# [PROBLEM STATEMENT]
Repeat the records below exactly as they appear.

# [EXTRACTED MATERIAL]

____________________

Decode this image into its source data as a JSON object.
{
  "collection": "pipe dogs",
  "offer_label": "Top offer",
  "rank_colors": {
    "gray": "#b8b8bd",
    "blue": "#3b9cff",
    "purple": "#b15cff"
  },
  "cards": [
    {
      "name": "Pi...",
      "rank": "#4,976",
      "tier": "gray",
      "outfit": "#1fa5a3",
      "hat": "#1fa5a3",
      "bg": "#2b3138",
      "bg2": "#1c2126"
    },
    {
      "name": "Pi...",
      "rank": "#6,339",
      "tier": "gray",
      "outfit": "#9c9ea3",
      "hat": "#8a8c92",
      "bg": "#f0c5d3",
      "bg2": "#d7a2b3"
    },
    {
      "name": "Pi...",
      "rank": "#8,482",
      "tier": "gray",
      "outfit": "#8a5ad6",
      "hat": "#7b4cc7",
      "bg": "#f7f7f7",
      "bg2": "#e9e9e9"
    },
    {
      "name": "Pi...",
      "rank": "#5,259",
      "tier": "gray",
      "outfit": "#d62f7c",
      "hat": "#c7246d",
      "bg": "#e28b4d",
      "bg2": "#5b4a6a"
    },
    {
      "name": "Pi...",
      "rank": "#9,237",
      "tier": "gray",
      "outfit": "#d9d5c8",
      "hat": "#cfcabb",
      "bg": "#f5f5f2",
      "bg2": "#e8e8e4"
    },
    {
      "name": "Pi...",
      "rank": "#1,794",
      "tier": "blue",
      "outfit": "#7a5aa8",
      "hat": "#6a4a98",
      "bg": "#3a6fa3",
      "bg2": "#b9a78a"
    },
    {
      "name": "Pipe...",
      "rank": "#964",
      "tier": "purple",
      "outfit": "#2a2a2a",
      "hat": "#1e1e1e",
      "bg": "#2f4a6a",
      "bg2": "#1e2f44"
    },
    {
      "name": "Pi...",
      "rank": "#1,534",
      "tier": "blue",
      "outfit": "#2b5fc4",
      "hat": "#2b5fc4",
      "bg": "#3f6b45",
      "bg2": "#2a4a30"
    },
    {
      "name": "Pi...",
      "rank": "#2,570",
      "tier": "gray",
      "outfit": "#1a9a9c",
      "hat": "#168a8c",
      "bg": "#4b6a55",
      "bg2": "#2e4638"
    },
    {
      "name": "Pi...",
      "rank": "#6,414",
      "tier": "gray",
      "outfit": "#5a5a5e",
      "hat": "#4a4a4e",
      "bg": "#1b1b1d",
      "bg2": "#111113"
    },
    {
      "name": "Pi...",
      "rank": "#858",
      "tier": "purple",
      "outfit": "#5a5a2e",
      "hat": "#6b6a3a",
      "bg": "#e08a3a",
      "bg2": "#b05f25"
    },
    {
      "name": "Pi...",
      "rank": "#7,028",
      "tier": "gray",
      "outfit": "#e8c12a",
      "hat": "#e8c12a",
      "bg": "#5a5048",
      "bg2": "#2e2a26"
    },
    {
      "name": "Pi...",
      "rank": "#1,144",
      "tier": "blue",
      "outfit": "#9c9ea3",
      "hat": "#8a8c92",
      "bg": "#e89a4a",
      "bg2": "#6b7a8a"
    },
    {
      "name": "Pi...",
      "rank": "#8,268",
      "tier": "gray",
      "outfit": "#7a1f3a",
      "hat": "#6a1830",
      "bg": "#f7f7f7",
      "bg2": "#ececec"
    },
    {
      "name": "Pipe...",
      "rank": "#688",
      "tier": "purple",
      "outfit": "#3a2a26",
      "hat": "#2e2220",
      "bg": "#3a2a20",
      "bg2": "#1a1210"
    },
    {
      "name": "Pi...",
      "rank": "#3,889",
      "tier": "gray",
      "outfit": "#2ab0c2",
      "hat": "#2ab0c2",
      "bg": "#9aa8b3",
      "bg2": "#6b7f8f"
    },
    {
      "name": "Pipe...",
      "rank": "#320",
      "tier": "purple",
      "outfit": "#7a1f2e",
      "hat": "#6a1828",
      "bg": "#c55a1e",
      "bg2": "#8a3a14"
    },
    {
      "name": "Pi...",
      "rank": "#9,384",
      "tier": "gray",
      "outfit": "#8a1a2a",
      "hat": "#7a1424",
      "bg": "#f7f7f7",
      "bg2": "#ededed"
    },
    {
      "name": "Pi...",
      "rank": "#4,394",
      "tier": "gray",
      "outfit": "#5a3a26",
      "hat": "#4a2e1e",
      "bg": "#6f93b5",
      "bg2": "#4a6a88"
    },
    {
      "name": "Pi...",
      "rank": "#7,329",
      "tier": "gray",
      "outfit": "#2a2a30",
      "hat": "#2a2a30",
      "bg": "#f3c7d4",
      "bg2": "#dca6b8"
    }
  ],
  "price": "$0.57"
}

____________________

# [ANSWER BELOW]
Decode this image into its source data as a JSON object.
{
  "collection": "pipe dogs",
  "offer_label": "Top offer",
  "rank_colors": {
    "gray": "#b8b8bd",
    "blue": "#3b9cff",
    "purple": "#b15cff"
  },
  "cards": [
    {
      "name": "Pi...",
      "rank": "#4,976",
      "tier": "gray",
      "outfit": "#1fa5a3",
      "hat": "#1fa5a3",
      "bg": "#2b3138",
      "bg2": "#1c2126"
    },
    {
      "name": "Pi...",
      "rank": "#6,339",
      "tier": "gray",
      "outfit": "#9c9ea3",
      "hat": "#8a8c92",
      "bg": "#f0c5d3",
      "bg2": "#d7a2b3"
    },
    {
      "name": "Pi...",
      "rank": "#8,482",
      "tier": "gray",
      "outfit": "#8a5ad6",
      "hat": "#7b4cc7",
      "bg": "#f7f7f7",
      "bg2": "#e9e9e9"
    },
    {
      "name": "Pi...",
      "rank": "#5,259",
      "tier": "gray",
      "outfit": "#d62f7c",
      "hat": "#c7246d",
      "bg": "#e28b4d",
      "bg2": "#5b4a6a"
    },
    {
      "name": "Pi...",
      "rank": "#9,237",
      "tier": "gray",
      "outfit": "#d9d5c8",
      "hat": "#cfcabb",
      "bg": "#f5f5f2",
      "bg2": "#e8e8e4"
    },
    {
      "name": "Pi...",
      "rank": "#1,794",
      "tier": "blue",
      "outfit": "#7a5aa8",
      "hat": "#6a4a98",
      "bg": "#3a6fa3",
      "bg2": "#b9a78a"
    },
    {
      "name": "Pipe...",
      "rank": "#964",
      "tier": "purple",
      "outfit": "#2a2a2a",
      "hat": "#1e1e1e",
      "bg": "#2f4a6a",
      "bg2": "#1e2f44"
    },
    {
      "name": "Pi...",
      "rank": "#1,534",
      "tier": "blue",
      "outfit": "#2b5fc4",
      "hat": "#2b5fc4",
      "bg": "#3f6b45",
      "bg2": "#2a4a30"
    },
    {
      "name": "Pi...",
      "rank": "#2,570",
      "tier": "gray",
      "outfit": "#1a9a9c",
      "hat": "#168a8c",
      "bg": "#4b6a55",
      "bg2": "#2e4638"
    },
    {
      "name": "Pi...",
      "rank": "#6,414",
      "tier": "gray",
      "outfit": "#5a5a5e",
      "hat": "#4a4a4e",
      "bg": "#1b1b1d",
      "bg2": "#111113"
    },
    {
      "name": "Pi...",
      "rank": "#858",
      "tier": "purple",
      "outfit": "#5a5a2e",
      "hat": "#6b6a3a",
      "bg": "#e08a3a",
      "bg2": "#b05f25"
    },
    {
      "name": "Pi...",
      "rank": "#7,028",
      "tier": "gray",
      "outfit": "#e8c12a",
      "hat": "#e8c12a",
      "bg": "#5a5048",
      "bg2": "#2e2a26"
    },
    {
      "name": "Pi...",
      "rank": "#1,144",
      "tier": "blue",
      "outfit": "#9c9ea3",
      "hat": "#8a8c92",
      "bg": "#e89a4a",
      "bg2": "#6b7a8a"
    },
    {
      "name": "Pi...",
      "rank": "#8,268",
      "tier": "gray",
      "outfit": "#7a1f3a",
      "hat": "#6a1830",
      "bg": "#f7f7f7",
      "bg2": "#ececec"
    },
    {
      "name": "Pipe...",
      "rank": "#688",
      "tier": "purple",
      "outfit": "#3a2a26",
      "hat": "#2e2220",
      "bg": "#3a2a20",
      "bg2": "#1a1210"
    },
    {
      "name": "Pi...",
      "rank": "#3,889",
      "tier": "gray",
      "outfit": "#2ab0c2",
      "hat": "#2ab0c2",
      "bg": "#9aa8b3",
      "bg2": "#6b7f8f"
    },
    {
      "name": "Pipe...",
      "rank": "#320",
      "tier": "purple",
      "outfit": "#7a1f2e",
      "hat": "#6a1828",
      "bg": "#c55a1e",
      "bg2": "#8a3a14"
    },
    {
      "name": "Pi...",
      "rank": "#9,384",
      "tier": "gray",
      "outfit": "#8a1a2a",
      "hat": "#7a1424",
      "bg": "#f7f7f7",
      "bg2": "#ededed"
    },
    {
      "name": "Pi...",
      "rank": "#4,394",
      "tier": "gray",
      "outfit": "#5a3a26",
      "hat": "#4a2e1e",
      "bg": "#6f93b5",
      "bg2": "#4a6a88"
    },
    {
      "name": "Pi...",
      "rank": "#7,329",
      "tier": "gray",
      "outfit": "#2a2a30",
      "hat": "#2a2a30",
      "bg": "#f3c7d4",
      "bg2": "#dca6b8"
    }
  ],
  "price": "$0.57"
}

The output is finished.